[Start Supplied data]

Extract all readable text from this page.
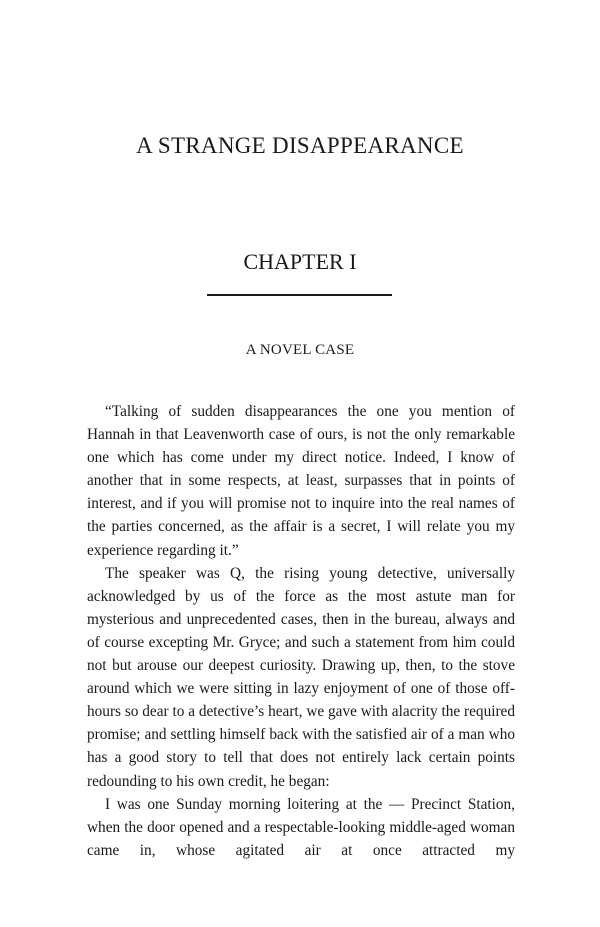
A STRANGE DISAPPEARANCE
CHAPTER I
A NOVEL CASE

“Talking of sudden disappearances the one you mention of Hannah in that Leavenworth case of ours, is not the only remarkable one which has come under my direct notice. Indeed, I know of another that in some respects, at least, surpasses that in points of interest, and if you will promise not to inquire into the real names of the parties concerned, as the affair is a secret, I will relate you my experience regarding it.”

The speaker was Q, the rising young detective, universally acknowledged by us of the force as the most astute man for mysterious and unprecedented cases, then in the bureau, always and of course excepting Mr. Gryce; and such a statement from him could not but arouse our deepest curiosity. Drawing up, then, to the stove around which we were sitting in lazy enjoyment of one of those off-hours so dear to a detective’s heart, we gave with alacrity the required promise; and settling himself back with the satisfied air of a man who has a good story to tell that does not entirely lack certain points redounding to his own credit, he began:

I was one Sunday morning loitering at the — Precinct Station, when the door opened and a respectable-looking middle-aged woman came in, whose agitated air at once attracted my
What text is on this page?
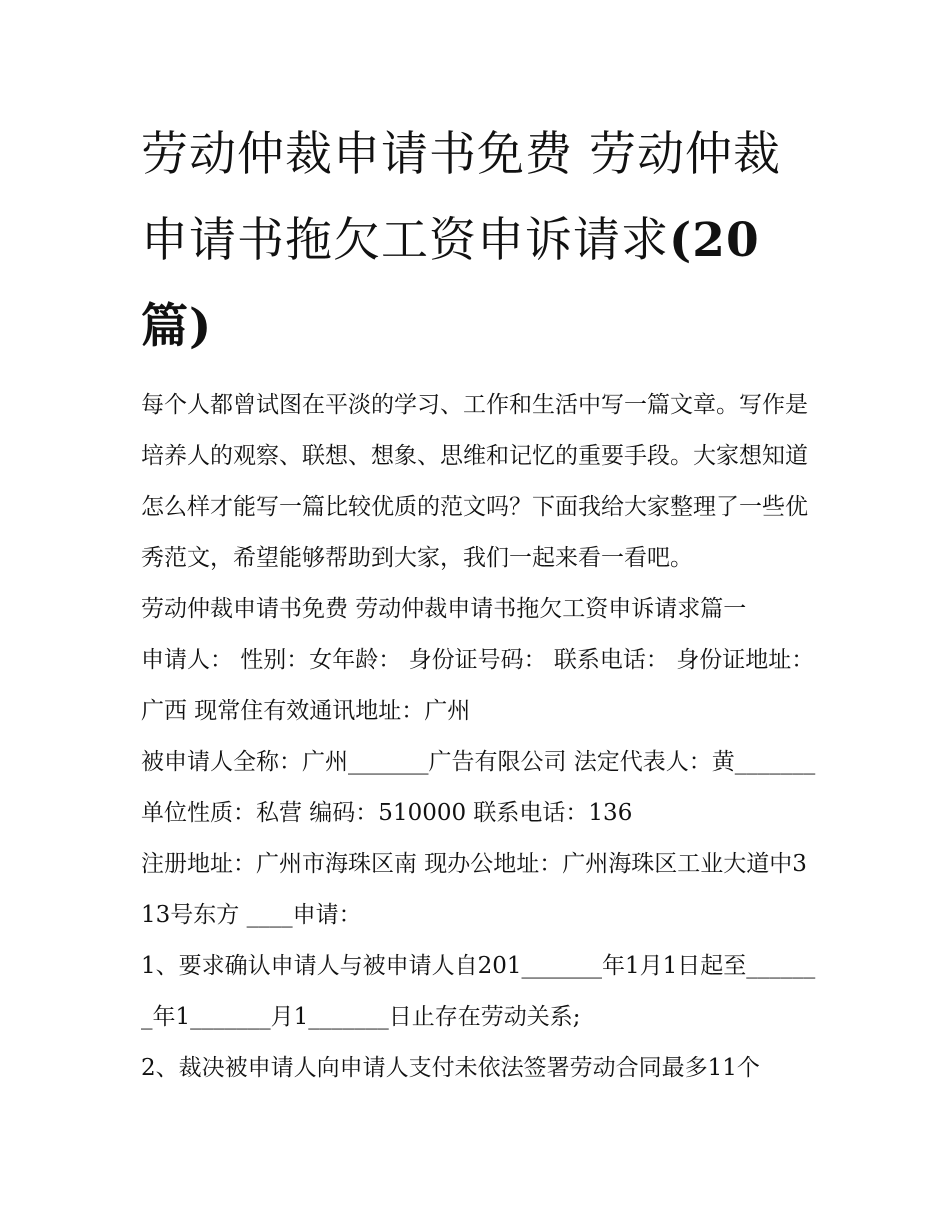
劳动仲裁申请书免费 劳动仲裁申请书拖欠工资申诉请求(20篇)

每个人都曾试图在平淡的学习、工作和生活中写一篇文章。写作是培养人的观察、联想、想象、思维和记忆的重要手段。大家想知道怎么样才能写一篇比较优质的范文吗？下面我给大家整理了一些优秀范文，希望能够帮助到大家，我们一起来看一看吧。

劳动仲裁申请书免费 劳动仲裁申请书拖欠工资申诉请求篇一

申请人： 性别：女年龄： 身份证号码： 联系电话： 身份证地址：广西 现常住有效通讯地址：广州

被申请人全称：广州_______广告有限公司 法定代表人：黄_______单位性质：私营 编码：510000 联系电话：136

注册地址：广州市海珠区南 现办公地址：广州海珠区工业大道中313号东方 ____申请：

1、要求确认申请人与被申请人自201_______年1月1日起至_______年1_______月1_______日止存在劳动关系;

2、裁决被申请人向申请人支付未依法签署劳动合同最多11个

[End Supplied data]

◆ **What the task asks**
For the records above, state how many lines include the string "page", giving the number and nothing else.

◆ **Written solution**
2